### [Work instructions]
Wherever the word "Hnls" appears in a line, copy that line.

### [Records to use]
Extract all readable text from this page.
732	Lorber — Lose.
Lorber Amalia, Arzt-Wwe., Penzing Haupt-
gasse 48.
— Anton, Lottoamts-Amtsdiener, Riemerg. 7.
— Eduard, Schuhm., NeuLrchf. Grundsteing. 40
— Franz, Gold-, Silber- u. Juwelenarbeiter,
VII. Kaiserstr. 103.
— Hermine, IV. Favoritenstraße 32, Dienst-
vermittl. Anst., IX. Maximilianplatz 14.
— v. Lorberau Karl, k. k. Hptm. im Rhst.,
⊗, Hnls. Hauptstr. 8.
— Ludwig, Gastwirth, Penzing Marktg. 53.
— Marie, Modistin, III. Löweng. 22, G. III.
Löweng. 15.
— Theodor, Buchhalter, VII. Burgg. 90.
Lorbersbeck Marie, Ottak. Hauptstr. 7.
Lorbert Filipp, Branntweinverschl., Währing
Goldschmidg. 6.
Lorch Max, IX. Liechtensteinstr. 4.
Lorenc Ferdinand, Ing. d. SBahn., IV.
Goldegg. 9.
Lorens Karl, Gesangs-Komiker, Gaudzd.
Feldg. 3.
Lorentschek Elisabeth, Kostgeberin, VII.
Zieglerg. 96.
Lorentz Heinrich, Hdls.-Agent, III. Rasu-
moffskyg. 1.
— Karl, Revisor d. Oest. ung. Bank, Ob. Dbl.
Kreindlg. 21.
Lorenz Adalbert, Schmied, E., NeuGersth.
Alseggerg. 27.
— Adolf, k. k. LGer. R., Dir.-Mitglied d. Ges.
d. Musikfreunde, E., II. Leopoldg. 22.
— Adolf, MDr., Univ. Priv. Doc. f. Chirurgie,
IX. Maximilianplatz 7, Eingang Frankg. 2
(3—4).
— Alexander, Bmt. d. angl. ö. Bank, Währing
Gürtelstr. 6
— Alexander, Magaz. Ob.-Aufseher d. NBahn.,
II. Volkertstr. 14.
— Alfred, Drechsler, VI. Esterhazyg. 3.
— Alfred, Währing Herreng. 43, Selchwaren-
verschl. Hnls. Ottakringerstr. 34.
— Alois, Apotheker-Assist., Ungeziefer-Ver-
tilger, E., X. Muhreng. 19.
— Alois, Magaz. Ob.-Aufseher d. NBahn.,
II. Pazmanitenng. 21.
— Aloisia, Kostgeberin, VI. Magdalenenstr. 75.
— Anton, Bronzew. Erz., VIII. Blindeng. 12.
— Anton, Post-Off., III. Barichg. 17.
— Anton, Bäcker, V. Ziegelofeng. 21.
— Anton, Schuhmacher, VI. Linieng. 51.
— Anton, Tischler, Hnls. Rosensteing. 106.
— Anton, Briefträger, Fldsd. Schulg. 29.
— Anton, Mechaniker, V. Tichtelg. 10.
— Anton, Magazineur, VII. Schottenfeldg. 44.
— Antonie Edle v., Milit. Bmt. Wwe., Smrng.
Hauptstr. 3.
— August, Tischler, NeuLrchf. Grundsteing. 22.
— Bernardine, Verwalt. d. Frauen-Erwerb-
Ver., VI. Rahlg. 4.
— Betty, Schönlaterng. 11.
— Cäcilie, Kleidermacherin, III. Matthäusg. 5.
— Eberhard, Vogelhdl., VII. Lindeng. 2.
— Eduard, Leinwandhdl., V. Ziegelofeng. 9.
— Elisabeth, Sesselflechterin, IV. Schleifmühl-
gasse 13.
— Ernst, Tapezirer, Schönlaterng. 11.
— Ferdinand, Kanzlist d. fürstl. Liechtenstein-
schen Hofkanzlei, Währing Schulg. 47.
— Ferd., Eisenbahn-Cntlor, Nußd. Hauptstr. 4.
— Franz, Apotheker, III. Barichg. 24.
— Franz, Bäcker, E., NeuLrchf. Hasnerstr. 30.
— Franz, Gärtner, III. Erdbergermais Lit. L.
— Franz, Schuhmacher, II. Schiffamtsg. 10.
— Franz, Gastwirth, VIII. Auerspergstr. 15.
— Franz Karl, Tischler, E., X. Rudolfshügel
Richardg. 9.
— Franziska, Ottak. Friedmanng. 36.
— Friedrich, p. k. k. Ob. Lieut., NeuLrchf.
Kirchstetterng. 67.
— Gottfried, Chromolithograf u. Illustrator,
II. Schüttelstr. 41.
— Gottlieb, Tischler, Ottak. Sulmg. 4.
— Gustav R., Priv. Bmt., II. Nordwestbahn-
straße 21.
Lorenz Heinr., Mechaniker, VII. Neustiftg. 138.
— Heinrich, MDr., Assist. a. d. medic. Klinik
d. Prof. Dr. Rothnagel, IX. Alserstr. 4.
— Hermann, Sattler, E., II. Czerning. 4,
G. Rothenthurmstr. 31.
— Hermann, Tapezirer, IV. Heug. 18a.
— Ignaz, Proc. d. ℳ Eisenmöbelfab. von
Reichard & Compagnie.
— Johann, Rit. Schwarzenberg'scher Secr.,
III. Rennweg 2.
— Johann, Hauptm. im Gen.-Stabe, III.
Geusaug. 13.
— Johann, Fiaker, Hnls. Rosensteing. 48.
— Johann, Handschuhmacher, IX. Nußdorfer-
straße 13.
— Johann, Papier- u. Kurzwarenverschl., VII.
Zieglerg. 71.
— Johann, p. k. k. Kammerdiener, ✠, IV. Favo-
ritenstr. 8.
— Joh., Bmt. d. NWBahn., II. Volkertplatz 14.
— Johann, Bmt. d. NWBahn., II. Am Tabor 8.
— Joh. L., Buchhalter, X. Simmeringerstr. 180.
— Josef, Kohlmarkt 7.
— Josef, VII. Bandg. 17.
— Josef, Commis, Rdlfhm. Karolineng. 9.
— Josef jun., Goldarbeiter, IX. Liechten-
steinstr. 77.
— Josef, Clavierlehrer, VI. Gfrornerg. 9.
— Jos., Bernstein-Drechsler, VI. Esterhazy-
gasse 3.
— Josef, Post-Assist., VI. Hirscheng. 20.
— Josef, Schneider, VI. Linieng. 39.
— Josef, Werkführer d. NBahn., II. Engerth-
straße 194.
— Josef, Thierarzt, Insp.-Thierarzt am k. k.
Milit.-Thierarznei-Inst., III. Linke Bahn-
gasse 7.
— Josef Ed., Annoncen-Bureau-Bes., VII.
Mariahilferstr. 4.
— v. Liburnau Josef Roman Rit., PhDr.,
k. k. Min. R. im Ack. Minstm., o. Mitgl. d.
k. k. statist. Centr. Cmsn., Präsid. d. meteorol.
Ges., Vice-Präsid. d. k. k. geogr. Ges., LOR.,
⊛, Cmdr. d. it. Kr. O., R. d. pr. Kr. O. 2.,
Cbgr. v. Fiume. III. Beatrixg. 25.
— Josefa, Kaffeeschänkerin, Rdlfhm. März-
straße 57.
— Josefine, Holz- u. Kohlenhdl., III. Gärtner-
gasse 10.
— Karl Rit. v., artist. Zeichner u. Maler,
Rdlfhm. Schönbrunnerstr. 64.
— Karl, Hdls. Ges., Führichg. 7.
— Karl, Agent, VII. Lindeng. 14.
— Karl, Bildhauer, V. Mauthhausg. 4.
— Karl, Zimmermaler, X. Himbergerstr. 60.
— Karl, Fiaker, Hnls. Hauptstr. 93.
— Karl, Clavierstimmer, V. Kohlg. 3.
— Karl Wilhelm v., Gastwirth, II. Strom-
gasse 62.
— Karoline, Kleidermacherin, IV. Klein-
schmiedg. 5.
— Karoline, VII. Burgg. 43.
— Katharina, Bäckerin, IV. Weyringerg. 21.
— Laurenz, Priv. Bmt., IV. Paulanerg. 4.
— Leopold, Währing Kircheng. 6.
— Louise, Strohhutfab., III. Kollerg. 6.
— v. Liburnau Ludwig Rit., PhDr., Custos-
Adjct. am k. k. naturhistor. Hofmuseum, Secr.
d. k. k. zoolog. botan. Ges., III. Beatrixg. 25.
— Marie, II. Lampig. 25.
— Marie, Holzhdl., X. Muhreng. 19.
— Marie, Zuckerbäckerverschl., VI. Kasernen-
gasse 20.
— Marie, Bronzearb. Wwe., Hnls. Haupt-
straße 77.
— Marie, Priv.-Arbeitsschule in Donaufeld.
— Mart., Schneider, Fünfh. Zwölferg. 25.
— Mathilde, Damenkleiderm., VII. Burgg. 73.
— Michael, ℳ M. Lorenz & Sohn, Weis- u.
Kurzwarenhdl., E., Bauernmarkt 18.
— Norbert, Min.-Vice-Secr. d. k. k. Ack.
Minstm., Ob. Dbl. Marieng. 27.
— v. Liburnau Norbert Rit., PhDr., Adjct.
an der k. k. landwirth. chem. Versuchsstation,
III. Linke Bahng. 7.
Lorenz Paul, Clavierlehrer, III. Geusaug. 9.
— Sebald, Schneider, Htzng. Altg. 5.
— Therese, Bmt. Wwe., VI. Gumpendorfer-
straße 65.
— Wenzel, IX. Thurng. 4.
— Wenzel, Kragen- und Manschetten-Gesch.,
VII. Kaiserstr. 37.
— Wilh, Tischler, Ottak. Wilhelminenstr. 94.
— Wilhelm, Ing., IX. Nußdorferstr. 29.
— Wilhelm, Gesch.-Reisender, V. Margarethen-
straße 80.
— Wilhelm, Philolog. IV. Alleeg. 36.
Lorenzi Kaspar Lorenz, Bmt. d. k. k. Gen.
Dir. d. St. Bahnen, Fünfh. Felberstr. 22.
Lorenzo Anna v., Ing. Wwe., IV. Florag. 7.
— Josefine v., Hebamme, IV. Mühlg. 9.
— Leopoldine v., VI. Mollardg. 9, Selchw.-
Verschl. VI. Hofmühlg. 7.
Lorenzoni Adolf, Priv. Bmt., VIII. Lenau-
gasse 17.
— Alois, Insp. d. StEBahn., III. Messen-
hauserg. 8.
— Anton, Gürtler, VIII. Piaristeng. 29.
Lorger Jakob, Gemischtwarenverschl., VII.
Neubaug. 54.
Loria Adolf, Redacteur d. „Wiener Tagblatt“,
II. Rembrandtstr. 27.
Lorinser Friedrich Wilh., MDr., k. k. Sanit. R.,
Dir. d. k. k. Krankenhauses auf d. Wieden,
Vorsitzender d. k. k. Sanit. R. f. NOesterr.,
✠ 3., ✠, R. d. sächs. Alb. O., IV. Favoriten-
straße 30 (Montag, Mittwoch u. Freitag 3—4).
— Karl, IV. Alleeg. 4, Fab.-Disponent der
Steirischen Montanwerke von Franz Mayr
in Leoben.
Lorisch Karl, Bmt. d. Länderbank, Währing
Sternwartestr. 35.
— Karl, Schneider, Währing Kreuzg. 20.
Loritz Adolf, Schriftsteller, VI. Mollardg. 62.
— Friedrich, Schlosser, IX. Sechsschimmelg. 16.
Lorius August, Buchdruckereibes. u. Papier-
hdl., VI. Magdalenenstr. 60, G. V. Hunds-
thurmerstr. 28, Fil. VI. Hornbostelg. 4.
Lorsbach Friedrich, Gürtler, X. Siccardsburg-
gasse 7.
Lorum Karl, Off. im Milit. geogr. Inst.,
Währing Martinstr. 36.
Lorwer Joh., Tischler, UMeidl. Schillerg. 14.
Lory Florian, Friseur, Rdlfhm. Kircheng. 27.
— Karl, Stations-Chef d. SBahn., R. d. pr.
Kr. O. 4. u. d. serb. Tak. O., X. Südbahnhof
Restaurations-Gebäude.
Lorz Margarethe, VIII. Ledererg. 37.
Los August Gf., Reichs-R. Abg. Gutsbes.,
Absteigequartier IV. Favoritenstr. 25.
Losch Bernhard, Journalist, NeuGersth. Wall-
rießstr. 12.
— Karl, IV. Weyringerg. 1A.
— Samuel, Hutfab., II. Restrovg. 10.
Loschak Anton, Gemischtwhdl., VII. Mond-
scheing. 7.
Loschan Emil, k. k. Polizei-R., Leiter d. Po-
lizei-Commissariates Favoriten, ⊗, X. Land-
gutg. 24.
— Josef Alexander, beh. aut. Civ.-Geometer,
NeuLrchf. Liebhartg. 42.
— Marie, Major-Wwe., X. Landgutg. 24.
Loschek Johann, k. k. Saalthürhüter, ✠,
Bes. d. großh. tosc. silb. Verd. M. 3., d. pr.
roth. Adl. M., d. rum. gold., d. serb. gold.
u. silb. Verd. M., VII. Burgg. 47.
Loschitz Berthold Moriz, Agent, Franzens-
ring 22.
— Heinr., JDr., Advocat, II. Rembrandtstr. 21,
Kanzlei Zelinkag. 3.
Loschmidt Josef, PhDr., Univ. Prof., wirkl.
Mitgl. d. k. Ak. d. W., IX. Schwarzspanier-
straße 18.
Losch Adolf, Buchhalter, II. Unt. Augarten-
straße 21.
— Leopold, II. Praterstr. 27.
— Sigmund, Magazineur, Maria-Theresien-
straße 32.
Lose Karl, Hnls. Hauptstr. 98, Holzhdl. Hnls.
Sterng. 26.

### [Final answer]
⊗, Hnls. Hauptstr. 8.
verschl. Hnls. Ottakringerstr. 34.
— Anton, Tischler, Hnls. Rosensteing. 106.
— Johann, Fiaker, Hnls. Rosensteing. 48.
— Karl, Fiaker, Hnls. Hauptstr. 93.
— Marie, Bronzearb. Wwe., Hnls. Haupt-
Lose Karl, Hnls. Hauptstr. 98, Holzhdl. Hnls.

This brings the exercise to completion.